§ **Raw records**:
━━━━━━━━━━━━━━━━━━━━

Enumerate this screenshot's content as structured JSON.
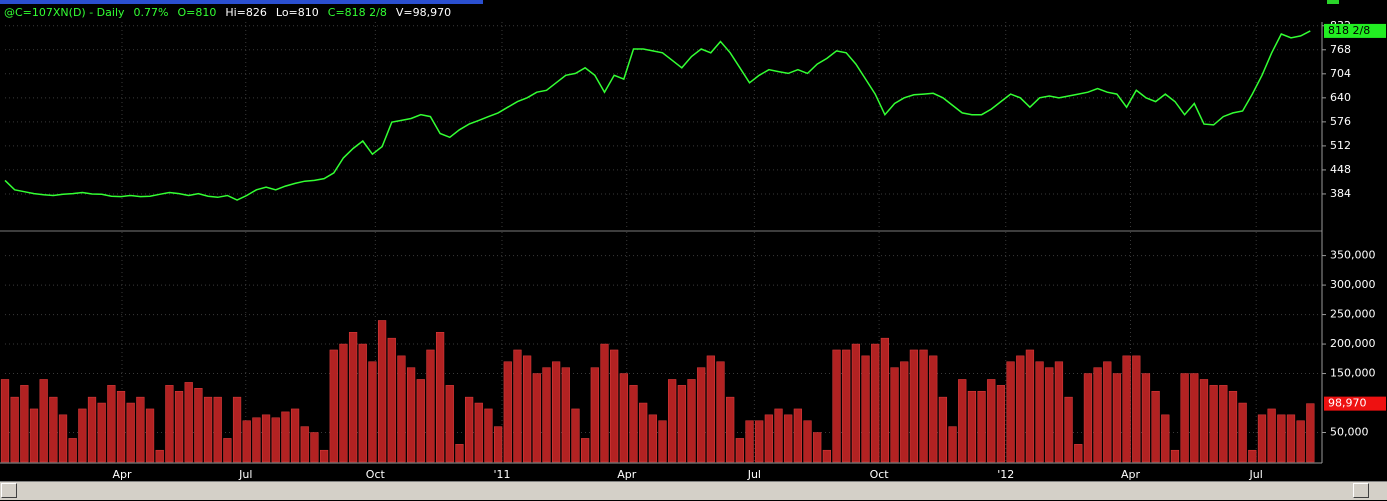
{
  "header": {
    "items": [
      "@C=107XN(D) - Daily",
      "0.77%",
      "O=810",
      "Hi=826",
      "Lo=810",
      "C=818 2/8",
      "V=98,970"
    ]
  },
  "chart_data": [
    {
      "type": "line",
      "color": "#33ff33",
      "x": [
        0,
        1,
        2,
        3,
        4,
        5,
        6,
        7,
        8,
        9,
        10,
        11,
        12,
        13,
        14,
        15,
        16,
        17,
        18,
        19,
        20,
        21,
        22,
        23,
        24,
        25,
        26,
        27,
        28,
        29,
        30,
        31,
        32,
        33,
        34,
        35,
        36,
        37,
        38,
        39,
        40,
        41,
        42,
        43,
        44,
        45,
        46,
        47,
        48,
        49,
        50,
        51,
        52,
        53,
        54,
        55,
        56,
        57,
        58,
        59,
        60,
        61,
        62,
        63,
        64,
        65,
        66,
        67,
        68,
        69,
        70,
        71,
        72,
        73,
        74,
        75,
        76,
        77,
        78,
        79,
        80,
        81,
        82,
        83,
        84,
        85,
        86,
        87,
        88,
        89,
        90,
        91,
        92,
        93,
        94,
        95,
        96,
        97,
        98,
        99,
        100,
        101,
        102,
        103,
        104,
        105,
        106,
        107,
        108,
        109,
        110,
        111,
        112,
        113,
        114,
        115,
        116,
        117,
        118,
        119,
        120,
        121,
        122,
        123,
        124,
        125,
        126,
        127,
        128,
        129,
        130,
        131,
        132,
        133,
        134,
        135
      ],
      "values": [
        420,
        395,
        390,
        385,
        382,
        380,
        383,
        385,
        388,
        384,
        383,
        378,
        377,
        380,
        377,
        378,
        383,
        388,
        385,
        380,
        385,
        378,
        375,
        380,
        368,
        380,
        395,
        402,
        395,
        405,
        412,
        418,
        420,
        425,
        440,
        480,
        505,
        525,
        490,
        510,
        575,
        580,
        585,
        595,
        590,
        545,
        535,
        555,
        570,
        580,
        590,
        600,
        615,
        630,
        640,
        655,
        660,
        680,
        700,
        705,
        720,
        700,
        655,
        700,
        690,
        770,
        770,
        765,
        760,
        740,
        720,
        750,
        770,
        760,
        790,
        760,
        720,
        680,
        700,
        715,
        710,
        705,
        715,
        705,
        730,
        745,
        765,
        760,
        730,
        690,
        650,
        595,
        625,
        640,
        648,
        650,
        652,
        640,
        620,
        600,
        595,
        595,
        610,
        630,
        650,
        640,
        615,
        640,
        645,
        640,
        645,
        650,
        655,
        665,
        655,
        650,
        615,
        660,
        640,
        630,
        650,
        630,
        595,
        625,
        570,
        568,
        590,
        600,
        605,
        650,
        700,
        760,
        810,
        800,
        805,
        818.25
      ],
      "last_label": "818 2/8",
      "xlim": [
        0,
        136
      ],
      "ylim": [
        288,
        842
      ],
      "yticks": [
        384,
        448,
        512,
        576,
        640,
        704,
        768,
        832
      ]
    },
    {
      "type": "bar",
      "color": "#b22222",
      "x": [
        0,
        1,
        2,
        3,
        4,
        5,
        6,
        7,
        8,
        9,
        10,
        11,
        12,
        13,
        14,
        15,
        16,
        17,
        18,
        19,
        20,
        21,
        22,
        23,
        24,
        25,
        26,
        27,
        28,
        29,
        30,
        31,
        32,
        33,
        34,
        35,
        36,
        37,
        38,
        39,
        40,
        41,
        42,
        43,
        44,
        45,
        46,
        47,
        48,
        49,
        50,
        51,
        52,
        53,
        54,
        55,
        56,
        57,
        58,
        59,
        60,
        61,
        62,
        63,
        64,
        65,
        66,
        67,
        68,
        69,
        70,
        71,
        72,
        73,
        74,
        75,
        76,
        77,
        78,
        79,
        80,
        81,
        82,
        83,
        84,
        85,
        86,
        87,
        88,
        89,
        90,
        91,
        92,
        93,
        94,
        95,
        96,
        97,
        98,
        99,
        100,
        101,
        102,
        103,
        104,
        105,
        106,
        107,
        108,
        109,
        110,
        111,
        112,
        113,
        114,
        115,
        116,
        117,
        118,
        119,
        120,
        121,
        122,
        123,
        124,
        125,
        126,
        127,
        128,
        129,
        130,
        131,
        132,
        133,
        134,
        135
      ],
      "values": [
        140000,
        110000,
        130000,
        90000,
        140000,
        110000,
        80000,
        40000,
        90000,
        110000,
        100000,
        130000,
        120000,
        100000,
        110000,
        90000,
        20000,
        130000,
        120000,
        135000,
        125000,
        110000,
        110000,
        40000,
        110000,
        70000,
        75000,
        80000,
        75000,
        85000,
        90000,
        60000,
        50000,
        20000,
        190000,
        200000,
        220000,
        200000,
        170000,
        240000,
        210000,
        180000,
        160000,
        140000,
        190000,
        220000,
        130000,
        30000,
        110000,
        100000,
        90000,
        60000,
        170000,
        190000,
        180000,
        150000,
        160000,
        170000,
        160000,
        90000,
        40000,
        160000,
        200000,
        190000,
        150000,
        130000,
        100000,
        80000,
        70000,
        140000,
        130000,
        140000,
        160000,
        180000,
        170000,
        110000,
        40000,
        70000,
        70000,
        80000,
        90000,
        80000,
        90000,
        70000,
        50000,
        20000,
        190000,
        190000,
        200000,
        180000,
        200000,
        210000,
        160000,
        170000,
        190000,
        190000,
        180000,
        110000,
        60000,
        140000,
        120000,
        120000,
        140000,
        130000,
        170000,
        180000,
        190000,
        170000,
        160000,
        170000,
        110000,
        30000,
        150000,
        160000,
        170000,
        150000,
        180000,
        180000,
        150000,
        120000,
        80000,
        20000,
        150000,
        150000,
        140000,
        130000,
        130000,
        120000,
        100000,
        20000,
        80000,
        90000,
        80000,
        80000,
        70000,
        98970
      ],
      "last_label": "98,970",
      "xlim": [
        0,
        136
      ],
      "ylim": [
        0,
        390000
      ],
      "yticks": [
        {
          "value": 50000,
          "label": "50,000"
        },
        {
          "value": 150000,
          "label": "150,000"
        },
        {
          "value": 200000,
          "label": "200,000"
        },
        {
          "value": 250000,
          "label": "250,000"
        },
        {
          "value": 300000,
          "label": "300,000"
        },
        {
          "value": 350000,
          "label": "350,000"
        }
      ],
      "xticks": [
        {
          "value": 12.1,
          "label": "Apr"
        },
        {
          "value": 24.9,
          "label": "Jul"
        },
        {
          "value": 38.3,
          "label": "Oct"
        },
        {
          "value": 51.4,
          "label": "'11"
        },
        {
          "value": 64.3,
          "label": "Apr"
        },
        {
          "value": 77.5,
          "label": "Jul"
        },
        {
          "value": 90.4,
          "label": "Oct"
        },
        {
          "value": 103.5,
          "label": "'12"
        },
        {
          "value": 116.4,
          "label": "Apr"
        },
        {
          "value": 129.4,
          "label": "Jul"
        }
      ]
    }
  ]
}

━━━━━━━━━━━━━━━━━━━━

Extract the text of all the records above verbatim, excluding pictures.

§ **WORKED SOLUTION**:
Enumerate this screenshot's content as structured JSON.
{
  "header": {
    "items": [
      "@C=107XN(D) - Daily",
      "0.77%",
      "O=810",
      "Hi=826",
      "Lo=810",
      "C=818 2/8",
      "V=98,970"
    ]
  },
  "chart_data": [
    {
      "type": "line",
      "color": "#33ff33",
      "x": [
        0,
        1,
        2,
        3,
        4,
        5,
        6,
        7,
        8,
        9,
        10,
        11,
        12,
        13,
        14,
        15,
        16,
        17,
        18,
        19,
        20,
        21,
        22,
        23,
        24,
        25,
        26,
        27,
        28,
        29,
        30,
        31,
        32,
        33,
        34,
        35,
        36,
        37,
        38,
        39,
        40,
        41,
        42,
        43,
        44,
        45,
        46,
        47,
        48,
        49,
        50,
        51,
        52,
        53,
        54,
        55,
        56,
        57,
        58,
        59,
        60,
        61,
        62,
        63,
        64,
        65,
        66,
        67,
        68,
        69,
        70,
        71,
        72,
        73,
        74,
        75,
        76,
        77,
        78,
        79,
        80,
        81,
        82,
        83,
        84,
        85,
        86,
        87,
        88,
        89,
        90,
        91,
        92,
        93,
        94,
        95,
        96,
        97,
        98,
        99,
        100,
        101,
        102,
        103,
        104,
        105,
        106,
        107,
        108,
        109,
        110,
        111,
        112,
        113,
        114,
        115,
        116,
        117,
        118,
        119,
        120,
        121,
        122,
        123,
        124,
        125,
        126,
        127,
        128,
        129,
        130,
        131,
        132,
        133,
        134,
        135
      ],
      "values": [
        420,
        395,
        390,
        385,
        382,
        380,
        383,
        385,
        388,
        384,
        383,
        378,
        377,
        380,
        377,
        378,
        383,
        388,
        385,
        380,
        385,
        378,
        375,
        380,
        368,
        380,
        395,
        402,
        395,
        405,
        412,
        418,
        420,
        425,
        440,
        480,
        505,
        525,
        490,
        510,
        575,
        580,
        585,
        595,
        590,
        545,
        535,
        555,
        570,
        580,
        590,
        600,
        615,
        630,
        640,
        655,
        660,
        680,
        700,
        705,
        720,
        700,
        655,
        700,
        690,
        770,
        770,
        765,
        760,
        740,
        720,
        750,
        770,
        760,
        790,
        760,
        720,
        680,
        700,
        715,
        710,
        705,
        715,
        705,
        730,
        745,
        765,
        760,
        730,
        690,
        650,
        595,
        625,
        640,
        648,
        650,
        652,
        640,
        620,
        600,
        595,
        595,
        610,
        630,
        650,
        640,
        615,
        640,
        645,
        640,
        645,
        650,
        655,
        665,
        655,
        650,
        615,
        660,
        640,
        630,
        650,
        630,
        595,
        625,
        570,
        568,
        590,
        600,
        605,
        650,
        700,
        760,
        810,
        800,
        805,
        818.25
      ],
      "last_label": "818 2/8",
      "xlim": [
        0,
        136
      ],
      "ylim": [
        288,
        842
      ],
      "yticks": [
        384,
        448,
        512,
        576,
        640,
        704,
        768,
        832
      ]
    },
    {
      "type": "bar",
      "color": "#b22222",
      "x": [
        0,
        1,
        2,
        3,
        4,
        5,
        6,
        7,
        8,
        9,
        10,
        11,
        12,
        13,
        14,
        15,
        16,
        17,
        18,
        19,
        20,
        21,
        22,
        23,
        24,
        25,
        26,
        27,
        28,
        29,
        30,
        31,
        32,
        33,
        34,
        35,
        36,
        37,
        38,
        39,
        40,
        41,
        42,
        43,
        44,
        45,
        46,
        47,
        48,
        49,
        50,
        51,
        52,
        53,
        54,
        55,
        56,
        57,
        58,
        59,
        60,
        61,
        62,
        63,
        64,
        65,
        66,
        67,
        68,
        69,
        70,
        71,
        72,
        73,
        74,
        75,
        76,
        77,
        78,
        79,
        80,
        81,
        82,
        83,
        84,
        85,
        86,
        87,
        88,
        89,
        90,
        91,
        92,
        93,
        94,
        95,
        96,
        97,
        98,
        99,
        100,
        101,
        102,
        103,
        104,
        105,
        106,
        107,
        108,
        109,
        110,
        111,
        112,
        113,
        114,
        115,
        116,
        117,
        118,
        119,
        120,
        121,
        122,
        123,
        124,
        125,
        126,
        127,
        128,
        129,
        130,
        131,
        132,
        133,
        134,
        135
      ],
      "values": [
        140000,
        110000,
        130000,
        90000,
        140000,
        110000,
        80000,
        40000,
        90000,
        110000,
        100000,
        130000,
        120000,
        100000,
        110000,
        90000,
        20000,
        130000,
        120000,
        135000,
        125000,
        110000,
        110000,
        40000,
        110000,
        70000,
        75000,
        80000,
        75000,
        85000,
        90000,
        60000,
        50000,
        20000,
        190000,
        200000,
        220000,
        200000,
        170000,
        240000,
        210000,
        180000,
        160000,
        140000,
        190000,
        220000,
        130000,
        30000,
        110000,
        100000,
        90000,
        60000,
        170000,
        190000,
        180000,
        150000,
        160000,
        170000,
        160000,
        90000,
        40000,
        160000,
        200000,
        190000,
        150000,
        130000,
        100000,
        80000,
        70000,
        140000,
        130000,
        140000,
        160000,
        180000,
        170000,
        110000,
        40000,
        70000,
        70000,
        80000,
        90000,
        80000,
        90000,
        70000,
        50000,
        20000,
        190000,
        190000,
        200000,
        180000,
        200000,
        210000,
        160000,
        170000,
        190000,
        190000,
        180000,
        110000,
        60000,
        140000,
        120000,
        120000,
        140000,
        130000,
        170000,
        180000,
        190000,
        170000,
        160000,
        170000,
        110000,
        30000,
        150000,
        160000,
        170000,
        150000,
        180000,
        180000,
        150000,
        120000,
        80000,
        20000,
        150000,
        150000,
        140000,
        130000,
        130000,
        120000,
        100000,
        20000,
        80000,
        90000,
        80000,
        80000,
        70000,
        98970
      ],
      "last_label": "98,970",
      "xlim": [
        0,
        136
      ],
      "ylim": [
        0,
        390000
      ],
      "yticks": [
        {
          "value": 50000,
          "label": "50,000"
        },
        {
          "value": 150000,
          "label": "150,000"
        },
        {
          "value": 200000,
          "label": "200,000"
        },
        {
          "value": 250000,
          "label": "250,000"
        },
        {
          "value": 300000,
          "label": "300,000"
        },
        {
          "value": 350000,
          "label": "350,000"
        }
      ],
      "xticks": [
        {
          "value": 12.1,
          "label": "Apr"
        },
        {
          "value": 24.9,
          "label": "Jul"
        },
        {
          "value": 38.3,
          "label": "Oct"
        },
        {
          "value": 51.4,
          "label": "'11"
        },
        {
          "value": 64.3,
          "label": "Apr"
        },
        {
          "value": 77.5,
          "label": "Jul"
        },
        {
          "value": 90.4,
          "label": "Oct"
        },
        {
          "value": 103.5,
          "label": "'12"
        },
        {
          "value": 116.4,
          "label": "Apr"
        },
        {
          "value": 129.4,
          "label": "Jul"
        }
      ]
    }
  ]
}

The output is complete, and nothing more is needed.